YOUR TASK: Could you print every record below exactly as it appears?

DATA TO PROCESS:
-------------------------

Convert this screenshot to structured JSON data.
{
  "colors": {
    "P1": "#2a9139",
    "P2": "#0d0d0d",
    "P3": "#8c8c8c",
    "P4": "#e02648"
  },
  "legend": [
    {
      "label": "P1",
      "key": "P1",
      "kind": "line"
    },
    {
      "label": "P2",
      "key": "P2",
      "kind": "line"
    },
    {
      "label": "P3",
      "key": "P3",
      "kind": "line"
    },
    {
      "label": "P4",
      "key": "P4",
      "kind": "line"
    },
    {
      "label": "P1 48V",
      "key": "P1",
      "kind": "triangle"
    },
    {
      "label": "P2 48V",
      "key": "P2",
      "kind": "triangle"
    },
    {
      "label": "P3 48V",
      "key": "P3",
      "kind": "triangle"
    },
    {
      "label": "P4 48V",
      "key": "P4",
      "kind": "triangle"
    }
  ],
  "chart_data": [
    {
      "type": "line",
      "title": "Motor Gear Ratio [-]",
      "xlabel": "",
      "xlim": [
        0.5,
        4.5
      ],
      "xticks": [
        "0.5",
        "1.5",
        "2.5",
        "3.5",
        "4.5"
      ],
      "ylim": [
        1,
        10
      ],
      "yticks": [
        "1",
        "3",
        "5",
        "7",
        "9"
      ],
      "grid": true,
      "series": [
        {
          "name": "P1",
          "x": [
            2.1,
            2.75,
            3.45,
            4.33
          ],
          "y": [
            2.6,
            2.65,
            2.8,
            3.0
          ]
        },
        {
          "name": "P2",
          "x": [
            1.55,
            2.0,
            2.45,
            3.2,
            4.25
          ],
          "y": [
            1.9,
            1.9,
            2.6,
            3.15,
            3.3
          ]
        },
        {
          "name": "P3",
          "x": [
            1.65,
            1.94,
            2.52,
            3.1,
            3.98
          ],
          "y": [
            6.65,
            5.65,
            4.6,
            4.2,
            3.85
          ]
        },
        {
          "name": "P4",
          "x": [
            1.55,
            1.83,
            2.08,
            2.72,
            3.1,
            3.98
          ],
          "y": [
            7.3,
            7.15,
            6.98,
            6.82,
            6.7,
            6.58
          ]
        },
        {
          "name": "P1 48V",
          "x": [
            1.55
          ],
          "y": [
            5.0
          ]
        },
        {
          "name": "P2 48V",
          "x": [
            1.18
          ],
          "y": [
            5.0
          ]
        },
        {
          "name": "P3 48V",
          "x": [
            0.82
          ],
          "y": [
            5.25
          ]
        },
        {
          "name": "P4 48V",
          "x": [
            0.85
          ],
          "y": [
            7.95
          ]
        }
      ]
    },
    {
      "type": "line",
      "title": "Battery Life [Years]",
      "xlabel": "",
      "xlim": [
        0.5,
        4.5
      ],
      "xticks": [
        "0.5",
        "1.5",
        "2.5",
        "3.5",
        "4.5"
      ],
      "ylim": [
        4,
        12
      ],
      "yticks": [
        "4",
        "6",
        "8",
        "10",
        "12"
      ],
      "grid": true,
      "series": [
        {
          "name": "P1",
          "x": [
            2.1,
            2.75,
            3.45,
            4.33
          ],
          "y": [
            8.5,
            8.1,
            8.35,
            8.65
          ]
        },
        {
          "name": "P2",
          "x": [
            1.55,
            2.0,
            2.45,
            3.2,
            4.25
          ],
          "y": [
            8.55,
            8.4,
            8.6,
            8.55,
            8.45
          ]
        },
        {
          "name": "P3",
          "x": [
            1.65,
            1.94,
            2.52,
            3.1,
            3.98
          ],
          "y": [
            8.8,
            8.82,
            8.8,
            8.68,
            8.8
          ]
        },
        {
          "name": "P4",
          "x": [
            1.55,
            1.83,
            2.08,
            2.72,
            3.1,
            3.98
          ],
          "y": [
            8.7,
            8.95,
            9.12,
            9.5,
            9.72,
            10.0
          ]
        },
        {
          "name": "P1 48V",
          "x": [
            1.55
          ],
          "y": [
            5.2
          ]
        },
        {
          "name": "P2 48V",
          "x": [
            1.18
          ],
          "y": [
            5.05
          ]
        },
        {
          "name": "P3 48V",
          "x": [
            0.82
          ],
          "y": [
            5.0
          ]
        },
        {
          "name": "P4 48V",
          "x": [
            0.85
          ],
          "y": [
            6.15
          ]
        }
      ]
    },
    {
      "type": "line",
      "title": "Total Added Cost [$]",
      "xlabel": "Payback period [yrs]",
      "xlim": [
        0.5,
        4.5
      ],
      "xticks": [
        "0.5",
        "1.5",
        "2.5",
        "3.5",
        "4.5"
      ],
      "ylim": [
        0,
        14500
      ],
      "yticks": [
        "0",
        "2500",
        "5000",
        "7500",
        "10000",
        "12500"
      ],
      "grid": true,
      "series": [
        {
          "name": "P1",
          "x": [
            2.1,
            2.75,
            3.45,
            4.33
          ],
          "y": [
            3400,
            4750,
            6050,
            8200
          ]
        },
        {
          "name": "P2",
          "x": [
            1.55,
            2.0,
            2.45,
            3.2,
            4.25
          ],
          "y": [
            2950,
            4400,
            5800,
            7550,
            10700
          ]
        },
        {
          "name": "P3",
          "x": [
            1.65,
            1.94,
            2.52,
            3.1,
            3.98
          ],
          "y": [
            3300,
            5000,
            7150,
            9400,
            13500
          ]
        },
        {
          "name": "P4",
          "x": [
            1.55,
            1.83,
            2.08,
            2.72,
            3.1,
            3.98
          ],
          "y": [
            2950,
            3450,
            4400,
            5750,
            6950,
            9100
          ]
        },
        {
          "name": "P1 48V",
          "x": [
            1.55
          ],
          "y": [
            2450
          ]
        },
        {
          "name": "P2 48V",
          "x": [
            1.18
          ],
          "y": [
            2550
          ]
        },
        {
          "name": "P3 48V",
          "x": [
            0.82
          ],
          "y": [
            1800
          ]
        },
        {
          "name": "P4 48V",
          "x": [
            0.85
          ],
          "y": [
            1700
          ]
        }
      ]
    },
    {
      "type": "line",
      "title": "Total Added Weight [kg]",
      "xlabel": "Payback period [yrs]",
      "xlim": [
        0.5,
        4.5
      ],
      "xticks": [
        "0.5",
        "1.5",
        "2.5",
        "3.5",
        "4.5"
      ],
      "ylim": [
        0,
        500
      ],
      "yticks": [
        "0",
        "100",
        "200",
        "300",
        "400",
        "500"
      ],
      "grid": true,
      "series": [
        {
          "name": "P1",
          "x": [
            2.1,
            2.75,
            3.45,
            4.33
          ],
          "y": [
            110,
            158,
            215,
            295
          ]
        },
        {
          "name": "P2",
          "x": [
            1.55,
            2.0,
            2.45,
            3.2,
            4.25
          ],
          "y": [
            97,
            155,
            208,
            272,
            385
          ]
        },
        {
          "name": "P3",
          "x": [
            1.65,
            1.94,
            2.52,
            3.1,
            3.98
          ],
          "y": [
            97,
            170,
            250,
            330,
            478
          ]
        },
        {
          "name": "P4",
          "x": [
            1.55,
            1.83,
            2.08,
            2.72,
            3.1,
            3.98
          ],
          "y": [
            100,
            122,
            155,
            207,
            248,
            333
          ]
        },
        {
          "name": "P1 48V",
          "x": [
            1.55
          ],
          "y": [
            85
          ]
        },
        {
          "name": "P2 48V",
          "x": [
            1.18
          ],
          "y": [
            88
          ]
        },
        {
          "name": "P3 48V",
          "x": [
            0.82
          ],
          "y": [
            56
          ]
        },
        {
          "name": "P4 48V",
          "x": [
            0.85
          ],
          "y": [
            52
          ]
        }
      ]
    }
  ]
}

-------------------------

CORRECT ANSWER:
Convert this screenshot to structured JSON data.
{
  "colors": {
    "P1": "#2a9139",
    "P2": "#0d0d0d",
    "P3": "#8c8c8c",
    "P4": "#e02648"
  },
  "legend": [
    {
      "label": "P1",
      "key": "P1",
      "kind": "line"
    },
    {
      "label": "P2",
      "key": "P2",
      "kind": "line"
    },
    {
      "label": "P3",
      "key": "P3",
      "kind": "line"
    },
    {
      "label": "P4",
      "key": "P4",
      "kind": "line"
    },
    {
      "label": "P1 48V",
      "key": "P1",
      "kind": "triangle"
    },
    {
      "label": "P2 48V",
      "key": "P2",
      "kind": "triangle"
    },
    {
      "label": "P3 48V",
      "key": "P3",
      "kind": "triangle"
    },
    {
      "label": "P4 48V",
      "key": "P4",
      "kind": "triangle"
    }
  ],
  "chart_data": [
    {
      "type": "line",
      "title": "Motor Gear Ratio [-]",
      "xlabel": "",
      "xlim": [
        0.5,
        4.5
      ],
      "xticks": [
        "0.5",
        "1.5",
        "2.5",
        "3.5",
        "4.5"
      ],
      "ylim": [
        1,
        10
      ],
      "yticks": [
        "1",
        "3",
        "5",
        "7",
        "9"
      ],
      "grid": true,
      "series": [
        {
          "name": "P1",
          "x": [
            2.1,
            2.75,
            3.45,
            4.33
          ],
          "y": [
            2.6,
            2.65,
            2.8,
            3.0
          ]
        },
        {
          "name": "P2",
          "x": [
            1.55,
            2.0,
            2.45,
            3.2,
            4.25
          ],
          "y": [
            1.9,
            1.9,
            2.6,
            3.15,
            3.3
          ]
        },
        {
          "name": "P3",
          "x": [
            1.65,
            1.94,
            2.52,
            3.1,
            3.98
          ],
          "y": [
            6.65,
            5.65,
            4.6,
            4.2,
            3.85
          ]
        },
        {
          "name": "P4",
          "x": [
            1.55,
            1.83,
            2.08,
            2.72,
            3.1,
            3.98
          ],
          "y": [
            7.3,
            7.15,
            6.98,
            6.82,
            6.7,
            6.58
          ]
        },
        {
          "name": "P1 48V",
          "x": [
            1.55
          ],
          "y": [
            5.0
          ]
        },
        {
          "name": "P2 48V",
          "x": [
            1.18
          ],
          "y": [
            5.0
          ]
        },
        {
          "name": "P3 48V",
          "x": [
            0.82
          ],
          "y": [
            5.25
          ]
        },
        {
          "name": "P4 48V",
          "x": [
            0.85
          ],
          "y": [
            7.95
          ]
        }
      ]
    },
    {
      "type": "line",
      "title": "Battery Life [Years]",
      "xlabel": "",
      "xlim": [
        0.5,
        4.5
      ],
      "xticks": [
        "0.5",
        "1.5",
        "2.5",
        "3.5",
        "4.5"
      ],
      "ylim": [
        4,
        12
      ],
      "yticks": [
        "4",
        "6",
        "8",
        "10",
        "12"
      ],
      "grid": true,
      "series": [
        {
          "name": "P1",
          "x": [
            2.1,
            2.75,
            3.45,
            4.33
          ],
          "y": [
            8.5,
            8.1,
            8.35,
            8.65
          ]
        },
        {
          "name": "P2",
          "x": [
            1.55,
            2.0,
            2.45,
            3.2,
            4.25
          ],
          "y": [
            8.55,
            8.4,
            8.6,
            8.55,
            8.45
          ]
        },
        {
          "name": "P3",
          "x": [
            1.65,
            1.94,
            2.52,
            3.1,
            3.98
          ],
          "y": [
            8.8,
            8.82,
            8.8,
            8.68,
            8.8
          ]
        },
        {
          "name": "P4",
          "x": [
            1.55,
            1.83,
            2.08,
            2.72,
            3.1,
            3.98
          ],
          "y": [
            8.7,
            8.95,
            9.12,
            9.5,
            9.72,
            10.0
          ]
        },
        {
          "name": "P1 48V",
          "x": [
            1.55
          ],
          "y": [
            5.2
          ]
        },
        {
          "name": "P2 48V",
          "x": [
            1.18
          ],
          "y": [
            5.05
          ]
        },
        {
          "name": "P3 48V",
          "x": [
            0.82
          ],
          "y": [
            5.0
          ]
        },
        {
          "name": "P4 48V",
          "x": [
            0.85
          ],
          "y": [
            6.15
          ]
        }
      ]
    },
    {
      "type": "line",
      "title": "Total Added Cost [$]",
      "xlabel": "Payback period [yrs]",
      "xlim": [
        0.5,
        4.5
      ],
      "xticks": [
        "0.5",
        "1.5",
        "2.5",
        "3.5",
        "4.5"
      ],
      "ylim": [
        0,
        14500
      ],
      "yticks": [
        "0",
        "2500",
        "5000",
        "7500",
        "10000",
        "12500"
      ],
      "grid": true,
      "series": [
        {
          "name": "P1",
          "x": [
            2.1,
            2.75,
            3.45,
            4.33
          ],
          "y": [
            3400,
            4750,
            6050,
            8200
          ]
        },
        {
          "name": "P2",
          "x": [
            1.55,
            2.0,
            2.45,
            3.2,
            4.25
          ],
          "y": [
            2950,
            4400,
            5800,
            7550,
            10700
          ]
        },
        {
          "name": "P3",
          "x": [
            1.65,
            1.94,
            2.52,
            3.1,
            3.98
          ],
          "y": [
            3300,
            5000,
            7150,
            9400,
            13500
          ]
        },
        {
          "name": "P4",
          "x": [
            1.55,
            1.83,
            2.08,
            2.72,
            3.1,
            3.98
          ],
          "y": [
            2950,
            3450,
            4400,
            5750,
            6950,
            9100
          ]
        },
        {
          "name": "P1 48V",
          "x": [
            1.55
          ],
          "y": [
            2450
          ]
        },
        {
          "name": "P2 48V",
          "x": [
            1.18
          ],
          "y": [
            2550
          ]
        },
        {
          "name": "P3 48V",
          "x": [
            0.82
          ],
          "y": [
            1800
          ]
        },
        {
          "name": "P4 48V",
          "x": [
            0.85
          ],
          "y": [
            1700
          ]
        }
      ]
    },
    {
      "type": "line",
      "title": "Total Added Weight [kg]",
      "xlabel": "Payback period [yrs]",
      "xlim": [
        0.5,
        4.5
      ],
      "xticks": [
        "0.5",
        "1.5",
        "2.5",
        "3.5",
        "4.5"
      ],
      "ylim": [
        0,
        500
      ],
      "yticks": [
        "0",
        "100",
        "200",
        "300",
        "400",
        "500"
      ],
      "grid": true,
      "series": [
        {
          "name": "P1",
          "x": [
            2.1,
            2.75,
            3.45,
            4.33
          ],
          "y": [
            110,
            158,
            215,
            295
          ]
        },
        {
          "name": "P2",
          "x": [
            1.55,
            2.0,
            2.45,
            3.2,
            4.25
          ],
          "y": [
            97,
            155,
            208,
            272,
            385
          ]
        },
        {
          "name": "P3",
          "x": [
            1.65,
            1.94,
            2.52,
            3.1,
            3.98
          ],
          "y": [
            97,
            170,
            250,
            330,
            478
          ]
        },
        {
          "name": "P4",
          "x": [
            1.55,
            1.83,
            2.08,
            2.72,
            3.1,
            3.98
          ],
          "y": [
            100,
            122,
            155,
            207,
            248,
            333
          ]
        },
        {
          "name": "P1 48V",
          "x": [
            1.55
          ],
          "y": [
            85
          ]
        },
        {
          "name": "P2 48V",
          "x": [
            1.18
          ],
          "y": [
            88
          ]
        },
        {
          "name": "P3 48V",
          "x": [
            0.82
          ],
          "y": [
            56
          ]
        },
        {
          "name": "P4 48V",
          "x": [
            0.85
          ],
          "y": [
            52
          ]
        }
      ]
    }
  ]
}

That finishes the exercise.